WHAT YOU SHOULD DO: List each line in which the string "entries" appears.

DATA RECORDS:
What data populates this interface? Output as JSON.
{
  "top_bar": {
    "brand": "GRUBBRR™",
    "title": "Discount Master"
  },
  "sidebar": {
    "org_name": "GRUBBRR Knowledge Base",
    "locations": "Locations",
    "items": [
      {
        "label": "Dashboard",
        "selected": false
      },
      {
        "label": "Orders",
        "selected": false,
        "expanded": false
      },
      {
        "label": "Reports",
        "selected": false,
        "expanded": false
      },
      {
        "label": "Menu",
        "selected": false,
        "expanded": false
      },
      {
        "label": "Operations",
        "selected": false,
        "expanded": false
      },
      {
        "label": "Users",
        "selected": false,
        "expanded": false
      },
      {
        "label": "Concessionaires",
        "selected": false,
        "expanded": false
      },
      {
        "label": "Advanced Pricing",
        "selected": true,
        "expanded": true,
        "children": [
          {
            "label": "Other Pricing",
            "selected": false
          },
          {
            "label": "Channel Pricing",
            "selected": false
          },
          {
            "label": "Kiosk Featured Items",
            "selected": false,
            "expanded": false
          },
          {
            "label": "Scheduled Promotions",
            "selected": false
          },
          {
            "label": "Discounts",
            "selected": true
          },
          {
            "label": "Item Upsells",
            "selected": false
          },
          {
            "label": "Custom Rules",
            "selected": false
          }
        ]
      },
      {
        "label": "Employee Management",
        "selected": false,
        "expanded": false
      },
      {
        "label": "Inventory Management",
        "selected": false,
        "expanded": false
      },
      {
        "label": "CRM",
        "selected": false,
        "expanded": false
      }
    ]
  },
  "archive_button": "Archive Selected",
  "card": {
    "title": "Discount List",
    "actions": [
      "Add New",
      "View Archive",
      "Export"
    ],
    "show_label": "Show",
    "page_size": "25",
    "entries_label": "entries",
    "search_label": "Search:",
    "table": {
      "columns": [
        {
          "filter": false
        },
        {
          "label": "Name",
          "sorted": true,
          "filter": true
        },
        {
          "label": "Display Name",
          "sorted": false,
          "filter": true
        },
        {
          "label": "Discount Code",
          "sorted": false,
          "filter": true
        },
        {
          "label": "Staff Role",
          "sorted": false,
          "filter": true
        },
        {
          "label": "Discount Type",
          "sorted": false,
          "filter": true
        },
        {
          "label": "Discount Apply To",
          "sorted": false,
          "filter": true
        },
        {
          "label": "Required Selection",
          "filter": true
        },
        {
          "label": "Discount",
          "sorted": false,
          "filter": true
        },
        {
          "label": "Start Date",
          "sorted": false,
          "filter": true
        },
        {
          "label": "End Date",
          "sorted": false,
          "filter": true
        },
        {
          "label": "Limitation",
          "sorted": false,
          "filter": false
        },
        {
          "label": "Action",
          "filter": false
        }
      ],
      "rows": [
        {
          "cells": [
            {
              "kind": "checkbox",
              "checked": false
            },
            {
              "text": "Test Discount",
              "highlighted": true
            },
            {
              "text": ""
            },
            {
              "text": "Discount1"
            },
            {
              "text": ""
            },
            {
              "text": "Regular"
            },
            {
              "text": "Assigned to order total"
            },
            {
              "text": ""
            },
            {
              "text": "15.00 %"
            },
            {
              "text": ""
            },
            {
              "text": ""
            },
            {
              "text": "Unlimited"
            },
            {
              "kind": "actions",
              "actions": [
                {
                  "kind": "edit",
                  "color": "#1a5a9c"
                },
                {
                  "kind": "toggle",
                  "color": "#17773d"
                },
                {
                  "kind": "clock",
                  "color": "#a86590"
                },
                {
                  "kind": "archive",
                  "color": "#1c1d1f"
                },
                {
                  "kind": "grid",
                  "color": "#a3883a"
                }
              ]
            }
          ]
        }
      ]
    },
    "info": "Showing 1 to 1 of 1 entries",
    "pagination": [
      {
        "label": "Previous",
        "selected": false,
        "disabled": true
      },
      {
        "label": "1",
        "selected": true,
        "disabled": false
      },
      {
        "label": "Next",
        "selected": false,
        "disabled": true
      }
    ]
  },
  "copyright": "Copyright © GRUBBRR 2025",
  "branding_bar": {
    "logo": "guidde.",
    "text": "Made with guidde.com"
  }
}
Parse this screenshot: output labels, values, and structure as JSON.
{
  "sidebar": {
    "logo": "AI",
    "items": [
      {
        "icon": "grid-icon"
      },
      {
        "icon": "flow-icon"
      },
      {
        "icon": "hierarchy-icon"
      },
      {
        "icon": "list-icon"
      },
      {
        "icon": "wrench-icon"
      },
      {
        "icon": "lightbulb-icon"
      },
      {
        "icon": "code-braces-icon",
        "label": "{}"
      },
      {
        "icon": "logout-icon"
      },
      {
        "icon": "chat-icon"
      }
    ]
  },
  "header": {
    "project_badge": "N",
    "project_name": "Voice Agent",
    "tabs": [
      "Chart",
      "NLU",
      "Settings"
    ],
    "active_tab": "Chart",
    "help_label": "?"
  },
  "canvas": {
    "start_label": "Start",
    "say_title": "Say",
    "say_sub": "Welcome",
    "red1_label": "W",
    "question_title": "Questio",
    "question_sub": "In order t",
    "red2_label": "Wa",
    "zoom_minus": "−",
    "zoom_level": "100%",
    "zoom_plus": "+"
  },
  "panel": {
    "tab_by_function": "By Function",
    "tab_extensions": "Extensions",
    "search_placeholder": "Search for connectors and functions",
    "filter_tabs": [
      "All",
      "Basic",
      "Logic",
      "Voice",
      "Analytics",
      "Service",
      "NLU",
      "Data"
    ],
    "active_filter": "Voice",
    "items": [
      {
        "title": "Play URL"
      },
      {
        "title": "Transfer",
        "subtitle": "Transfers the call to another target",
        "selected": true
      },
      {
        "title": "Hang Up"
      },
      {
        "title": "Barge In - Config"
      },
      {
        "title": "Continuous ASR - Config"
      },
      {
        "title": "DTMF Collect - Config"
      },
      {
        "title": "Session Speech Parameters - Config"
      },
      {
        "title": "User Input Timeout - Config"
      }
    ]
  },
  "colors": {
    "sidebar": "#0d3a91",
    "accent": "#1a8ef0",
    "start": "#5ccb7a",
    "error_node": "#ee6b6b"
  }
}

ANSWER FOR THE TASK:
    "entries_label": "entries",
    "info": "Showing 1 to 1 of 1 entries",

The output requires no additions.